**DIRECTIVE**
Identify and copy all lines of the material where the string "width" is found.
┄┄┄┄┄┄
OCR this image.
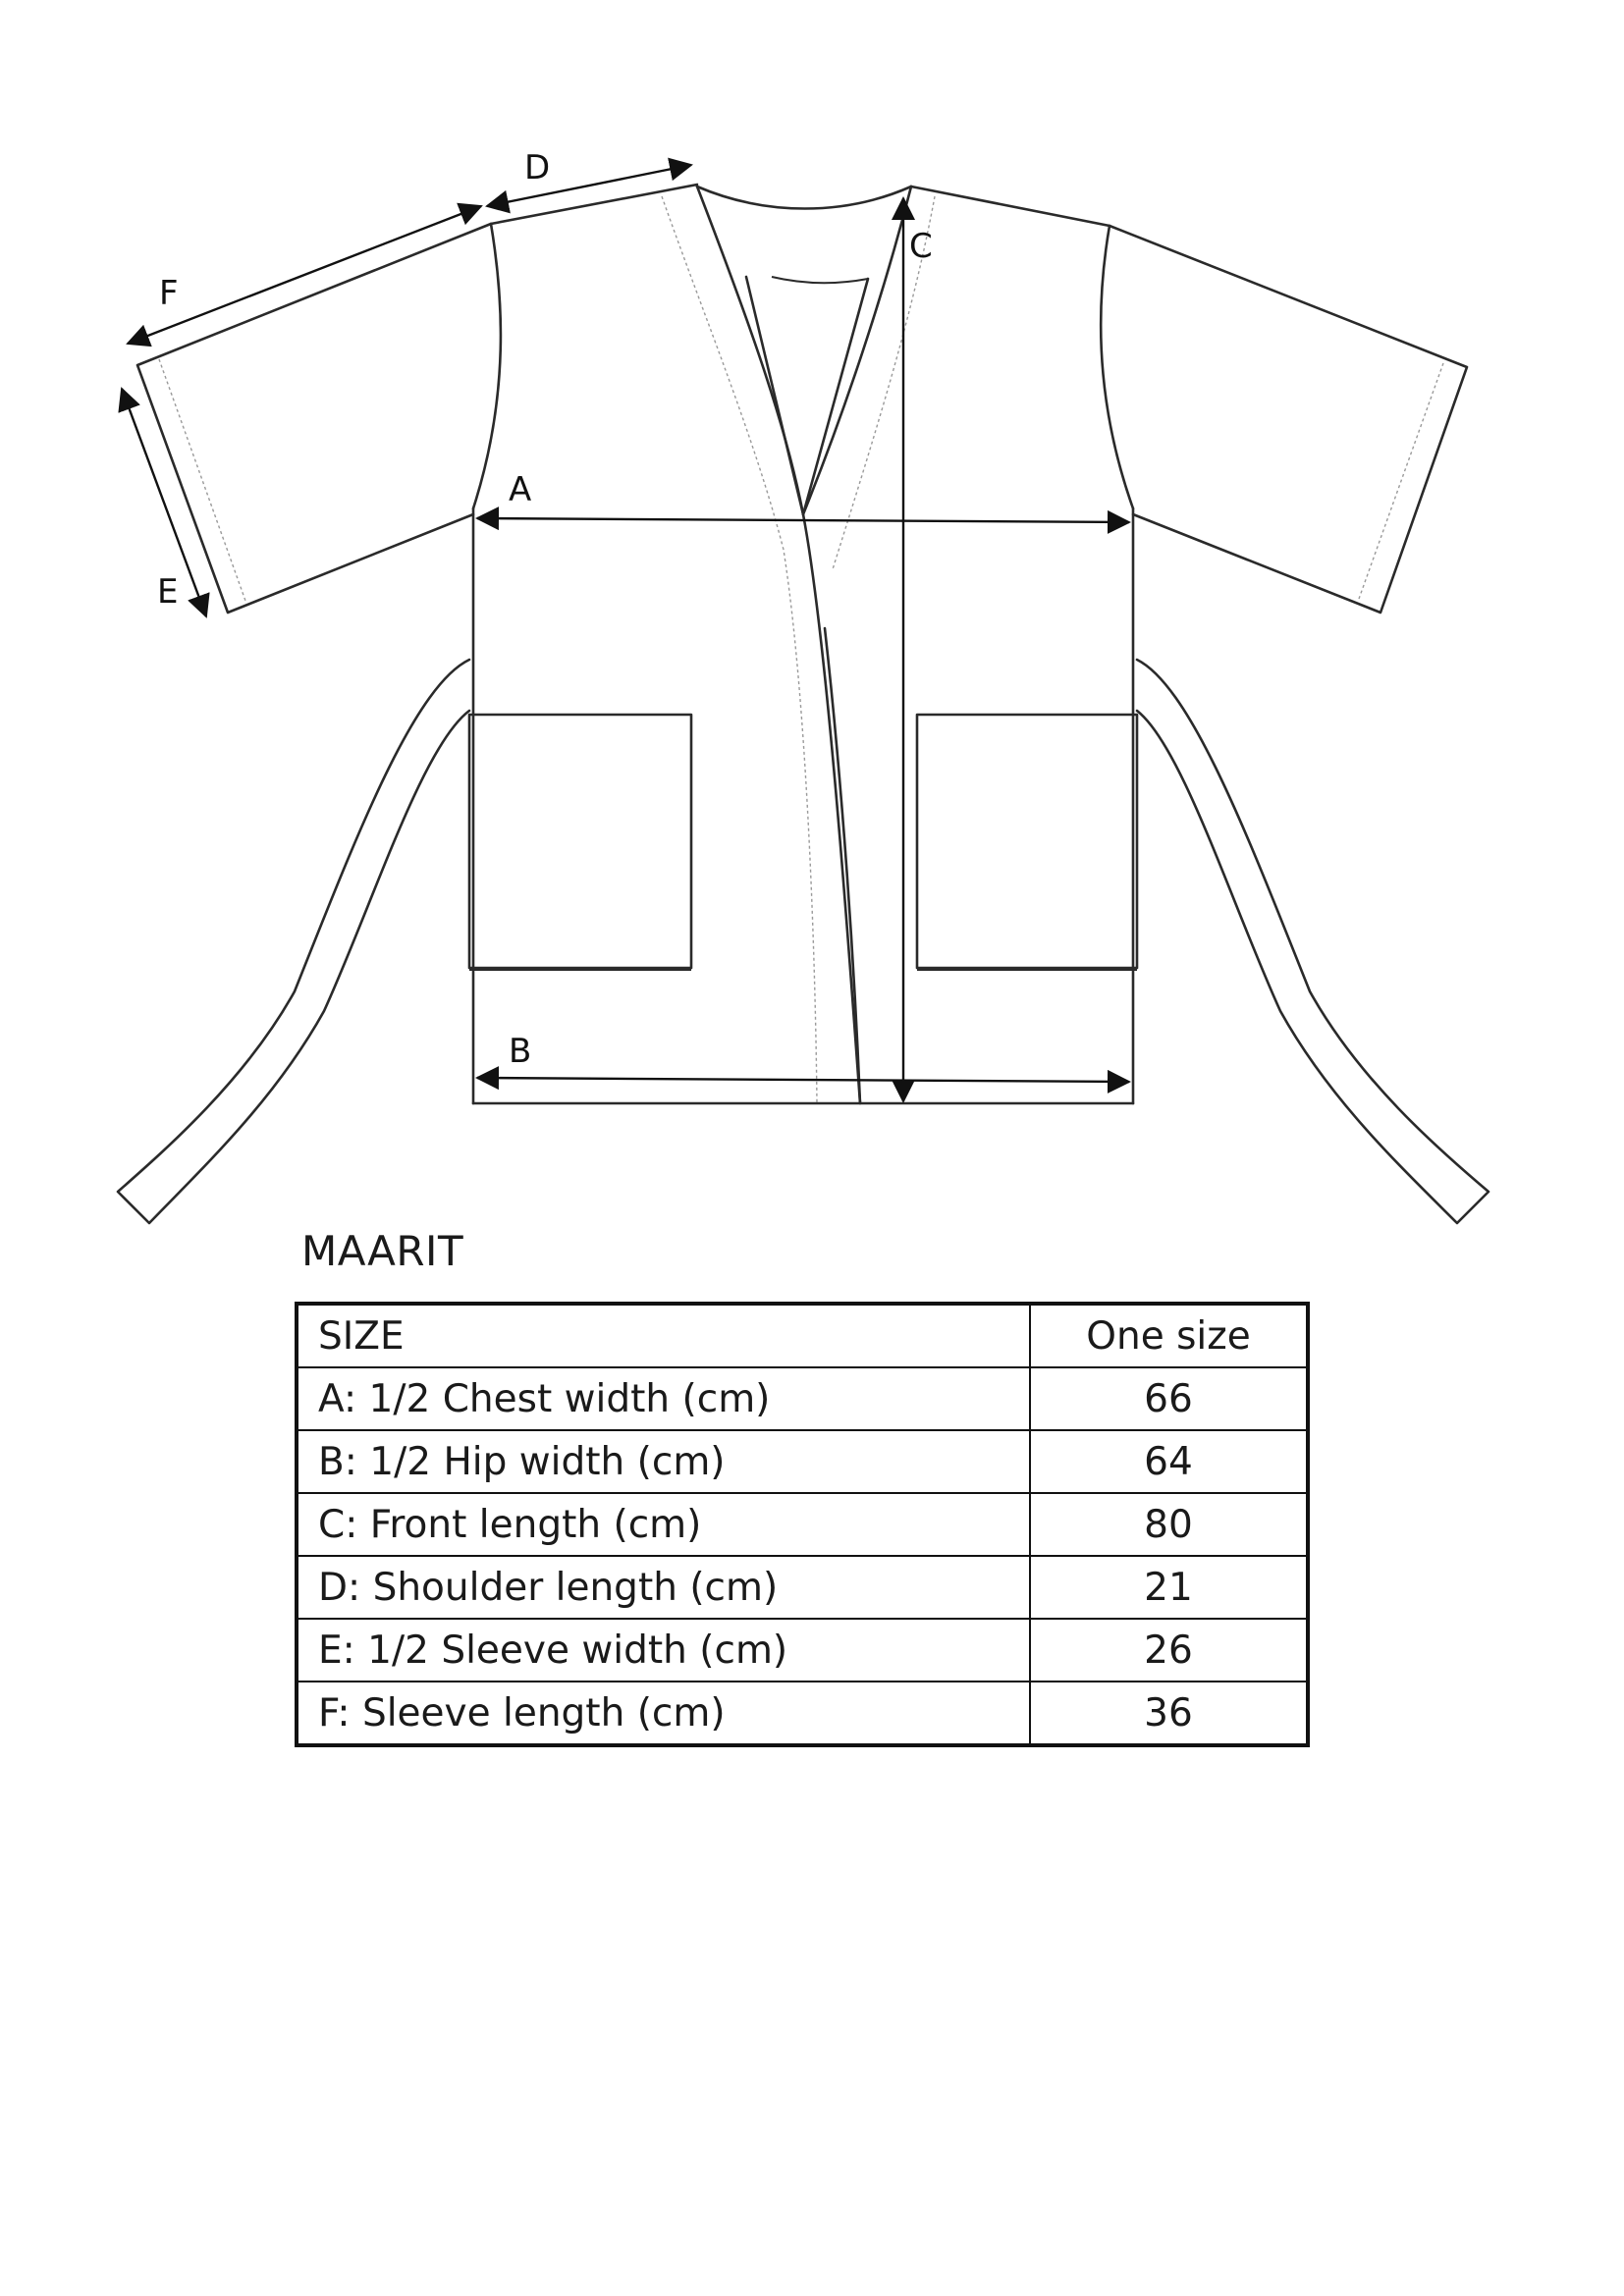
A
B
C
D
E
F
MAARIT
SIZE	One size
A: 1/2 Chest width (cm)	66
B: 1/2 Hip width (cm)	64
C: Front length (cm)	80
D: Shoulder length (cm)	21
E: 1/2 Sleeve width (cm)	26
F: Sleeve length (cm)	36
┄┄┄┄┄┄
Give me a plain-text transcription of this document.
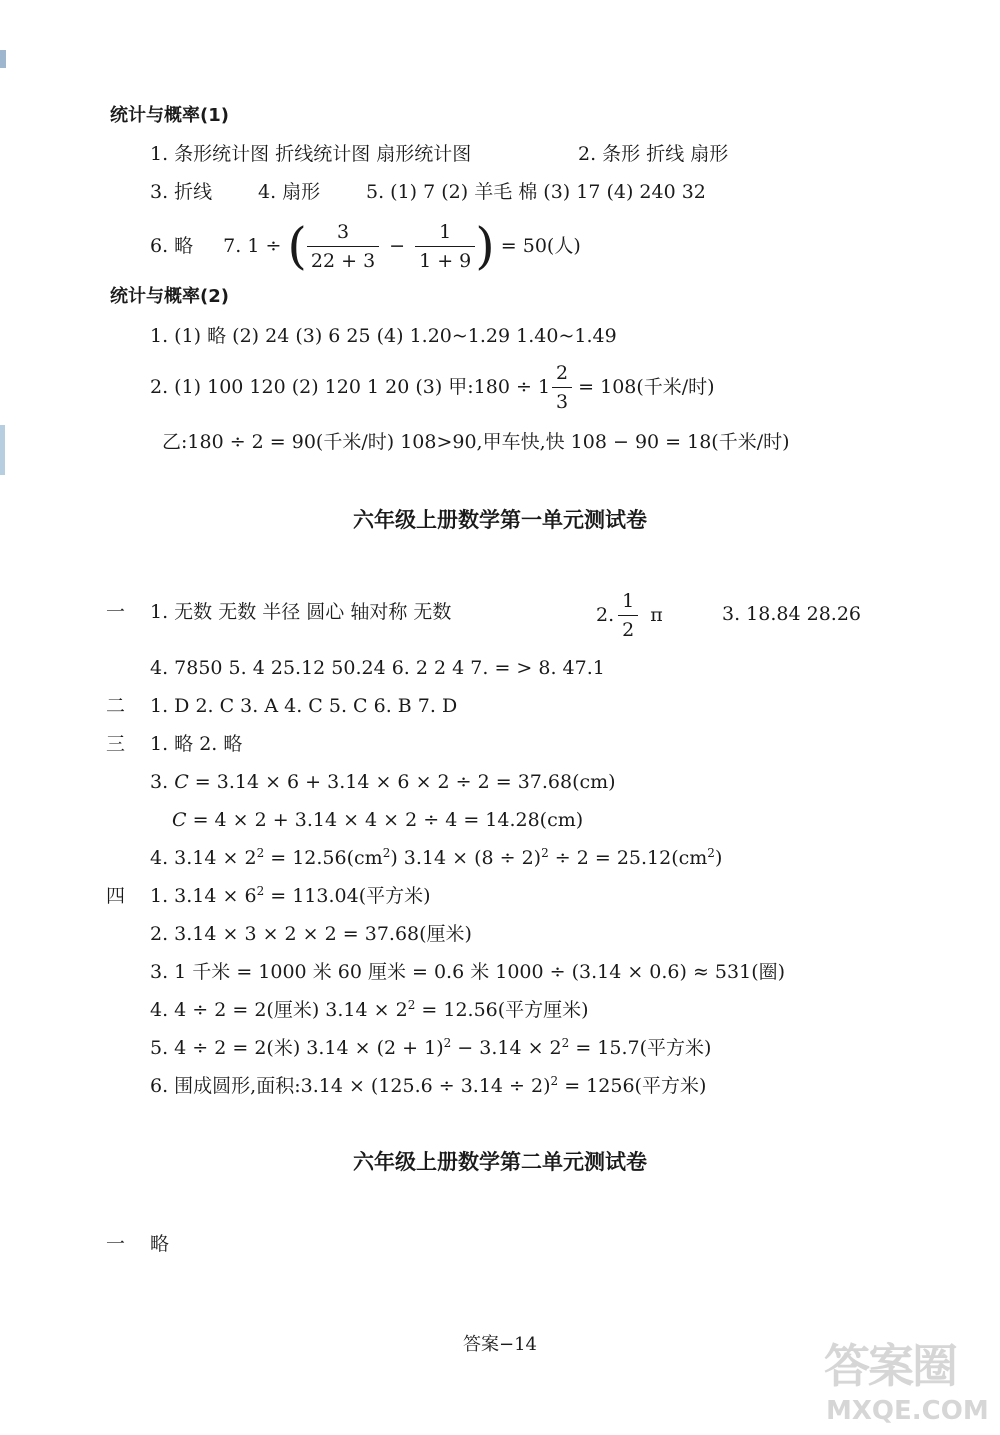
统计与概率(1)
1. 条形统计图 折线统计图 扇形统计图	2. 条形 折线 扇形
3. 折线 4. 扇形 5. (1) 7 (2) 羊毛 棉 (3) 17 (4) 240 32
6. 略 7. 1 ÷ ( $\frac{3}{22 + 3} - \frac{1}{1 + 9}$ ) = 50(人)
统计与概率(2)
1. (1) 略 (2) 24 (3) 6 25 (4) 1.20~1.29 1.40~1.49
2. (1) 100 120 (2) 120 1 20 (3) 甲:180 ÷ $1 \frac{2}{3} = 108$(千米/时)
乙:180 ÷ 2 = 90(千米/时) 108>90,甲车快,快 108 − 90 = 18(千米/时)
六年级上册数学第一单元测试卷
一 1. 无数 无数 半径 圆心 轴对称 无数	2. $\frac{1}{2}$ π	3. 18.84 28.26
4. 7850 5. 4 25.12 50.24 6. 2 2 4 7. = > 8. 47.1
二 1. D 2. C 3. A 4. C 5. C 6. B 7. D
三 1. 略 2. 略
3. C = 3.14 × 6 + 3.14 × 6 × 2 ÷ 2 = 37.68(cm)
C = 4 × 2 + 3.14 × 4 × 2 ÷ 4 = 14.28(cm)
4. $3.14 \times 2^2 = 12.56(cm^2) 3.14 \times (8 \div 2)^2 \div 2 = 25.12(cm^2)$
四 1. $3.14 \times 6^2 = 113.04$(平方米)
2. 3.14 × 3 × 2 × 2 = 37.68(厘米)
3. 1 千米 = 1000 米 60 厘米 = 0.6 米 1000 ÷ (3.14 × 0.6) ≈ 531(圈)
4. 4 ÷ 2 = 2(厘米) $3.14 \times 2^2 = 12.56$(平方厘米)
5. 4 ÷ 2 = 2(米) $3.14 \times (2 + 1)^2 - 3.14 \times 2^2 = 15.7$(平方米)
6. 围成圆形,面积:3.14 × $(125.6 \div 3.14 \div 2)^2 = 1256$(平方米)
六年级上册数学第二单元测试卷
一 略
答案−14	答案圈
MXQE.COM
┄┄┄┄┄┄
**ANSWER**
A: 1/2 Chest width (cm)	66
B: 1/2 Hip width (cm)	64
E: 1/2 Sleeve width (cm)	26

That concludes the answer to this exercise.